[PROBLEM STATEMENT]
Transcribe the whole listing without a single picture.

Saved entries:
════

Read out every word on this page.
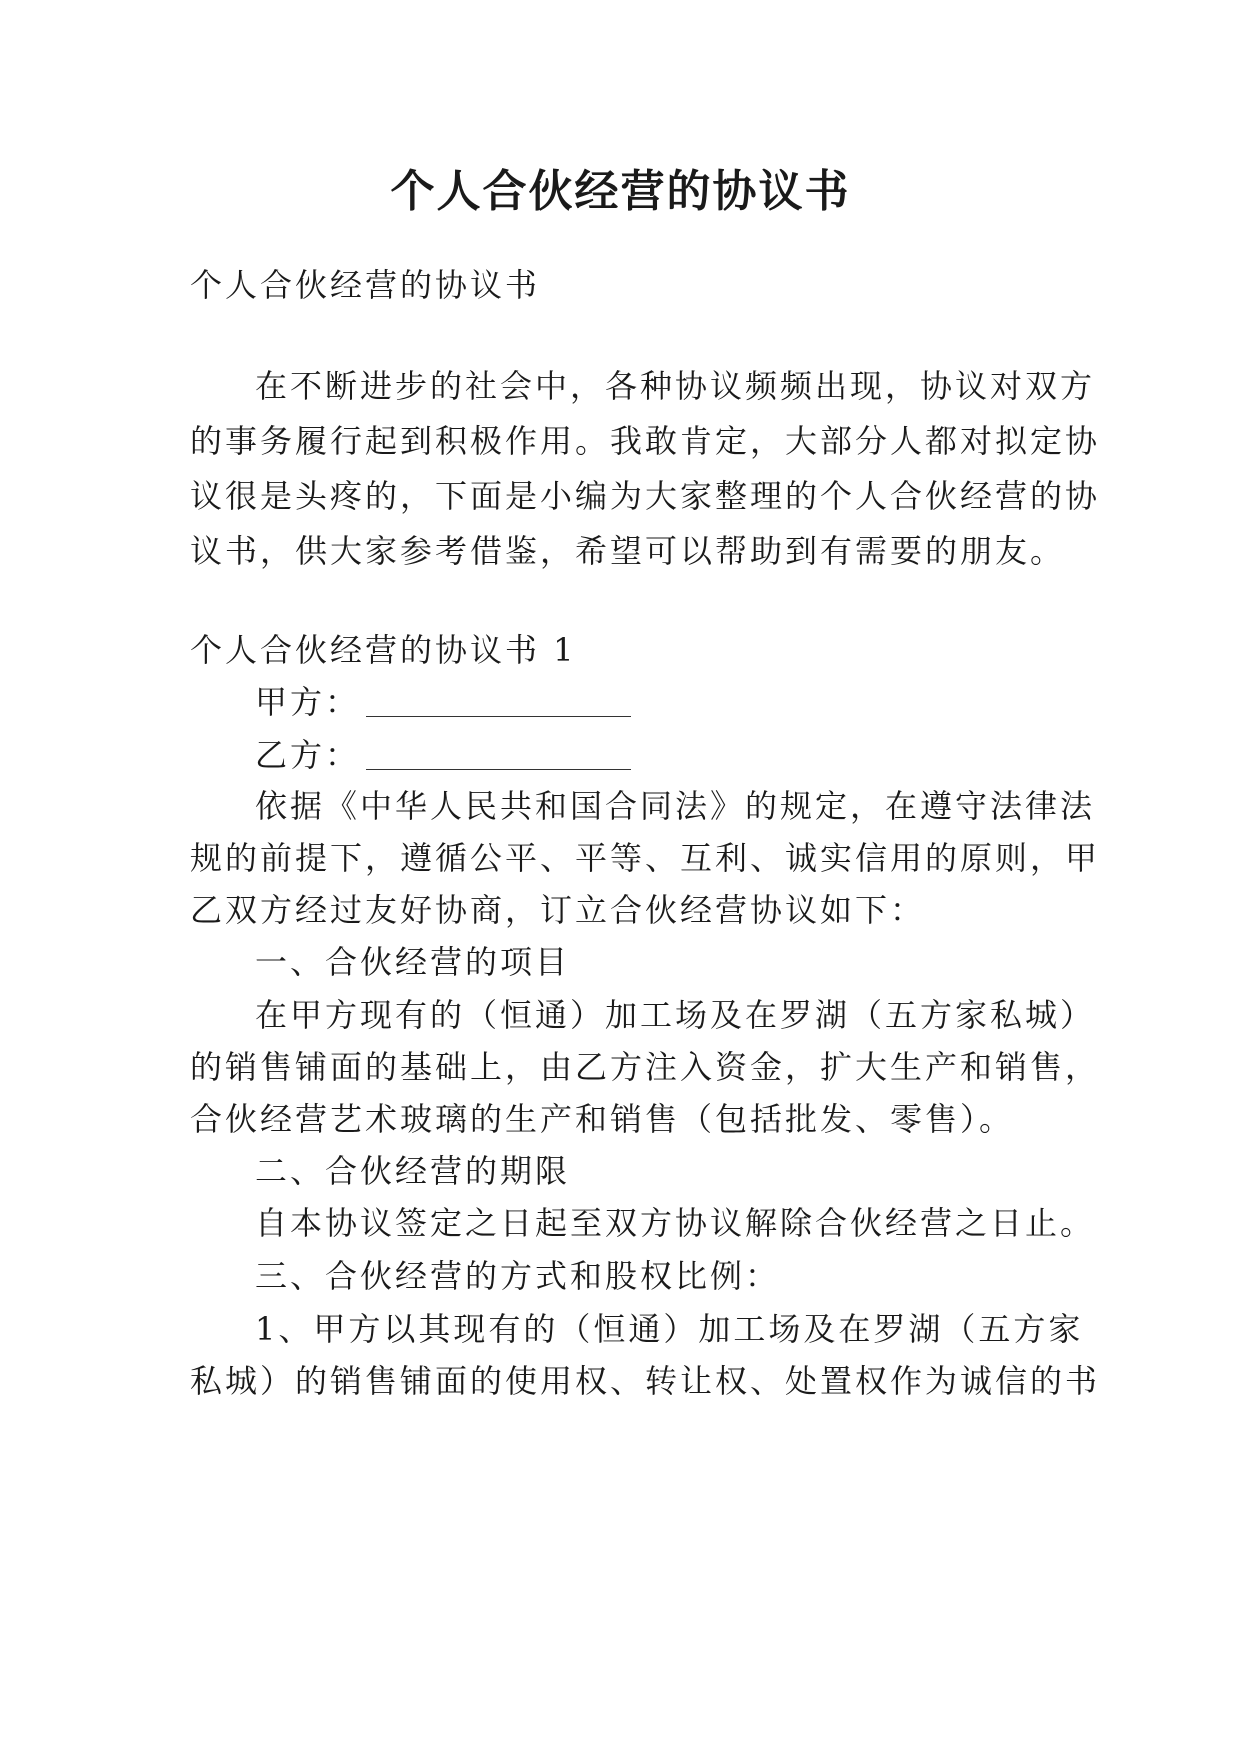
个人合伙经营的协议书
个人合伙经营的协议书
在不断进步的社会中，各种协议频频出现，协议对双方
的事务履行起到积极作用。我敢肯定，大部分人都对拟定协
议很是头疼的，下面是小编为大家整理的个人合伙经营的协
议书，供大家参考借鉴，希望可以帮助到有需要的朋友。
个人合伙经营的协议书 1
甲方：
乙方：
依据《中华人民共和国合同法》的规定，在遵守法律法
规的前提下，遵循公平、平等、互利、诚实信用的原则，甲
乙双方经过友好协商，订立合伙经营协议如下：
一、合伙经营的项目
在甲方现有的（恒通）加工场及在罗湖（五方家私城）
的销售铺面的基础上，由乙方注入资金，扩大生产和销售，
合伙经营艺术玻璃的生产和销售（包括批发、零售）。
二、合伙经营的期限
自本协议签定之日起至双方协议解除合伙经营之日止。
三、合伙经营的方式和股权比例：
1、甲方以其现有的（恒通）加工场及在罗湖（五方家
私城）的销售铺面的使用权、转让权、处置权作为诚信的书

════

[RESPONSE TO THIS TASK]
Read out every word on this page.
个人合伙经营的协议书
个人合伙经营的协议书
在不断进步的社会中，各种协议频频出现，协议对双方
的事务履行起到积极作用。我敢肯定，大部分人都对拟定协
议很是头疼的，下面是小编为大家整理的个人合伙经营的协
议书，供大家参考借鉴，希望可以帮助到有需要的朋友。
个人合伙经营的协议书 1
甲方：
乙方：
依据《中华人民共和国合同法》的规定，在遵守法律法
规的前提下，遵循公平、平等、互利、诚实信用的原则，甲
乙双方经过友好协商，订立合伙经营协议如下：
一、合伙经营的项目
在甲方现有的（恒通）加工场及在罗湖（五方家私城）
的销售铺面的基础上，由乙方注入资金，扩大生产和销售，
合伙经营艺术玻璃的生产和销售（包括批发、零售）。
二、合伙经营的期限
自本协议签定之日起至双方协议解除合伙经营之日止。
三、合伙经营的方式和股权比例：
1、甲方以其现有的（恒通）加工场及在罗湖（五方家
私城）的销售铺面的使用权、转让权、处置权作为诚信的书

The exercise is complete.